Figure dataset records

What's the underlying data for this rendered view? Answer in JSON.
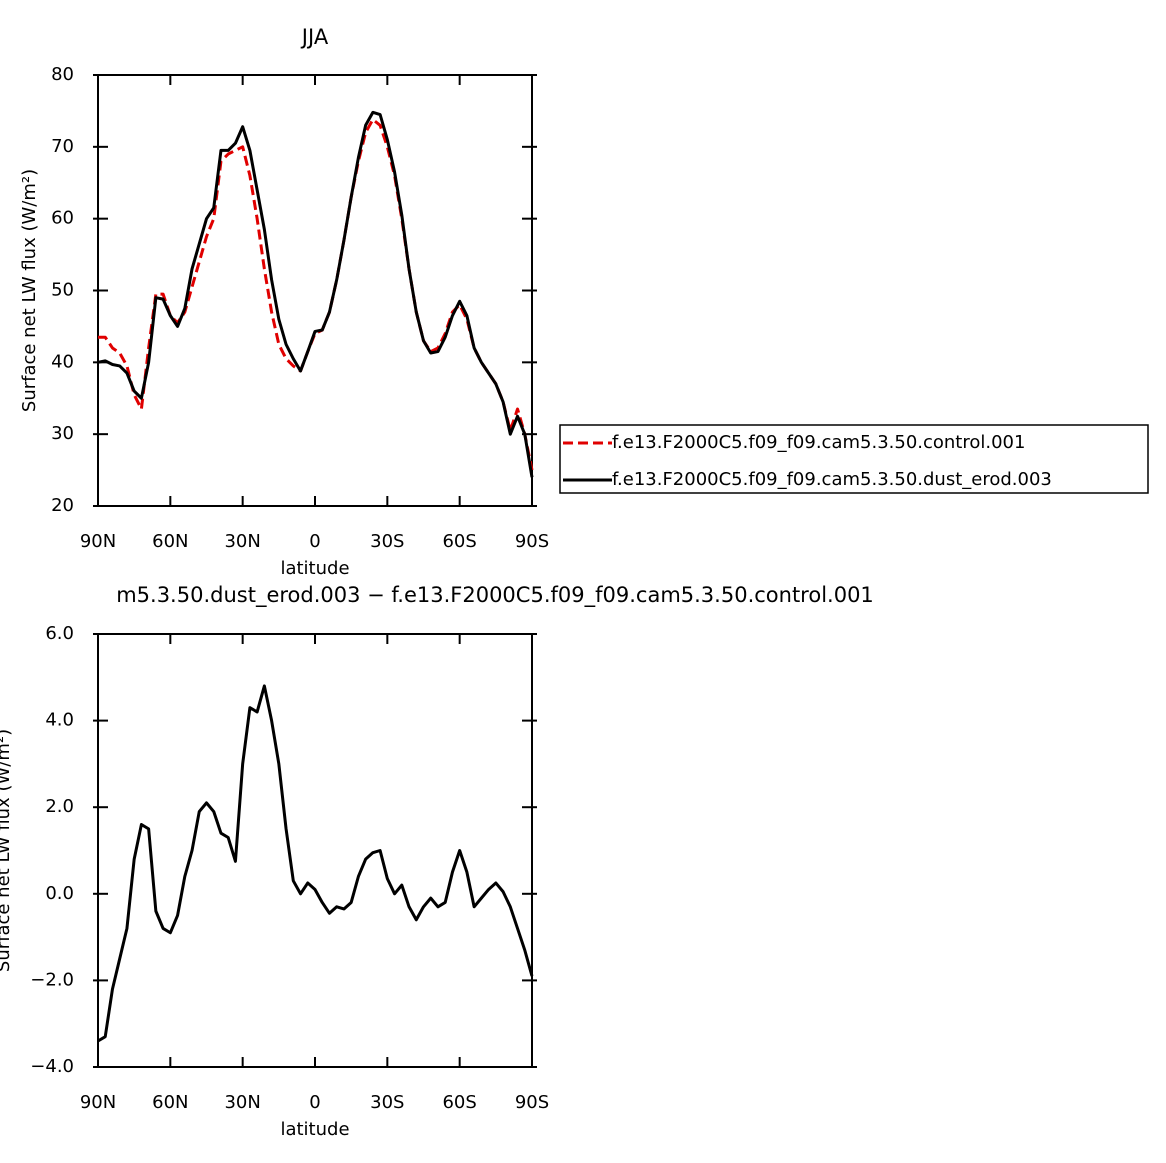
{
  "chart_data": [
    {
      "type": "line",
      "title": "JJA",
      "xlabel": "latitude",
      "ylabel": "Surface net LW flux (W/m²)",
      "x": [
        90,
        87,
        84,
        81,
        78,
        75,
        72,
        69,
        66,
        63,
        60,
        57,
        54,
        51,
        48,
        45,
        42,
        39,
        36,
        33,
        30,
        27,
        24,
        21,
        18,
        15,
        12,
        9,
        6,
        3,
        0,
        -3,
        -6,
        -9,
        -12,
        -15,
        -18,
        -21,
        -24,
        -27,
        -30,
        -33,
        -36,
        -39,
        -42,
        -45,
        -48,
        -51,
        -54,
        -57,
        -60,
        -63,
        -66,
        -69,
        -72,
        -75,
        -78,
        -81,
        -84,
        -87,
        -90
      ],
      "xlim": [
        90,
        -90
      ],
      "xticks": [
        {
          "value": 90,
          "label": "90N"
        },
        {
          "value": 60,
          "label": "60N"
        },
        {
          "value": 30,
          "label": "30N"
        },
        0,
        {
          "value": -30,
          "label": "30S"
        },
        {
          "value": -60,
          "label": "60S"
        },
        {
          "value": -90,
          "label": "90S"
        }
      ],
      "ylim": [
        20,
        80
      ],
      "yticks": [
        20,
        30,
        40,
        50,
        60,
        70,
        80
      ],
      "series": [
        {
          "name": "f.e13.F2000C5.f09_f09.cam5.3.50.control.001",
          "color": "#e00000",
          "linestyle": "dashed",
          "values": [
            43.5,
            43.5,
            42,
            41.3,
            39.5,
            35.5,
            33.5,
            42,
            49.5,
            49.5,
            46.5,
            45.5,
            47,
            50.5,
            54,
            57.5,
            60,
            68,
            69,
            69.5,
            70,
            66,
            60,
            53,
            47,
            42.5,
            40.5,
            39.5,
            38.8,
            41.5,
            44,
            44.5,
            47,
            51.5,
            57,
            63,
            68,
            72,
            73.8,
            73,
            70,
            66,
            60,
            53,
            47,
            43,
            41.5,
            42,
            44,
            47,
            48,
            46,
            42,
            40,
            38.5,
            37,
            34.5,
            30.5,
            33.5,
            30,
            25
          ]
        },
        {
          "name": "f.e13.F2000C5.f09_f09.cam5.3.50.dust_erod.003",
          "color": "#000000",
          "linestyle": "solid",
          "values": [
            40,
            40.2,
            39.7,
            39.5,
            38.5,
            36,
            35,
            40,
            49,
            48.8,
            46.5,
            45,
            47.5,
            53,
            56.5,
            60,
            61.5,
            69.5,
            69.5,
            70.5,
            72.8,
            69.5,
            64,
            58.5,
            51.5,
            46,
            42.5,
            40.5,
            38.8,
            41.5,
            44.3,
            44.5,
            47,
            51.5,
            57,
            63,
            68.5,
            73,
            74.8,
            74.5,
            71,
            66.5,
            60.5,
            53,
            47,
            43,
            41.3,
            41.5,
            43.5,
            46.5,
            48.5,
            46.5,
            42,
            40,
            38.5,
            37,
            34.5,
            30,
            32.5,
            30,
            24
          ]
        }
      ]
    },
    {
      "type": "line",
      "title": "m5.3.50.dust_erod.003 − f.e13.F2000C5.f09_f09.cam5.3.50.control.001",
      "xlabel": "latitude",
      "ylabel": "Surface net LW flux (W/m²)",
      "x": [
        90,
        87,
        84,
        81,
        78,
        75,
        72,
        69,
        66,
        63,
        60,
        57,
        54,
        51,
        48,
        45,
        42,
        39,
        36,
        33,
        30,
        27,
        24,
        21,
        18,
        15,
        12,
        9,
        6,
        3,
        0,
        -3,
        -6,
        -9,
        -12,
        -15,
        -18,
        -21,
        -24,
        -27,
        -30,
        -33,
        -36,
        -39,
        -42,
        -45,
        -48,
        -51,
        -54,
        -57,
        -60,
        -63,
        -66,
        -69,
        -72,
        -75,
        -78,
        -81,
        -84,
        -87,
        -90
      ],
      "xlim": [
        90,
        -90
      ],
      "xticks": [
        {
          "value": 90,
          "label": "90N"
        },
        {
          "value": 60,
          "label": "60N"
        },
        {
          "value": 30,
          "label": "30N"
        },
        0,
        {
          "value": -30,
          "label": "30S"
        },
        {
          "value": -60,
          "label": "60S"
        },
        {
          "value": -90,
          "label": "90S"
        }
      ],
      "ylim": [
        -4,
        6
      ],
      "yticks": [
        {
          "value": -4,
          "label": "−4.0"
        },
        {
          "value": -2,
          "label": "−2.0"
        },
        {
          "value": 0,
          "label": "0.0"
        },
        {
          "value": 2,
          "label": "2.0"
        },
        {
          "value": 4,
          "label": "4.0"
        },
        {
          "value": 6,
          "label": "6.0"
        }
      ],
      "series": [
        {
          "color": "#000000",
          "linestyle": "solid",
          "values": [
            -3.4,
            -3.3,
            -2.2,
            -1.5,
            -0.8,
            0.8,
            1.6,
            1.5,
            -0.4,
            -0.8,
            -0.9,
            -0.5,
            0.4,
            1,
            1.9,
            2.1,
            1.9,
            1.4,
            1.3,
            0.75,
            3,
            4.3,
            4.2,
            4.8,
            4,
            3,
            1.5,
            0.3,
            0,
            0.25,
            0.1,
            -0.2,
            -0.45,
            -0.3,
            -0.35,
            -0.2,
            0.4,
            0.8,
            0.95,
            1,
            0.35,
            0,
            0.2,
            -0.3,
            -0.6,
            -0.3,
            -0.1,
            -0.3,
            -0.2,
            0.5,
            1,
            0.5,
            -0.3,
            -0.1,
            0.1,
            0.25,
            0.05,
            -0.3,
            -0.8,
            -1.3,
            -1.9
          ]
        }
      ]
    }
  ]
}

* What to work on
Pick each line holding the word "name" out of the data and copy it.

* Full solution
          "name": "f.e13.F2000C5.f09_f09.cam5.3.50.control.001",
          "name": "f.e13.F2000C5.f09_f09.cam5.3.50.dust_erod.003",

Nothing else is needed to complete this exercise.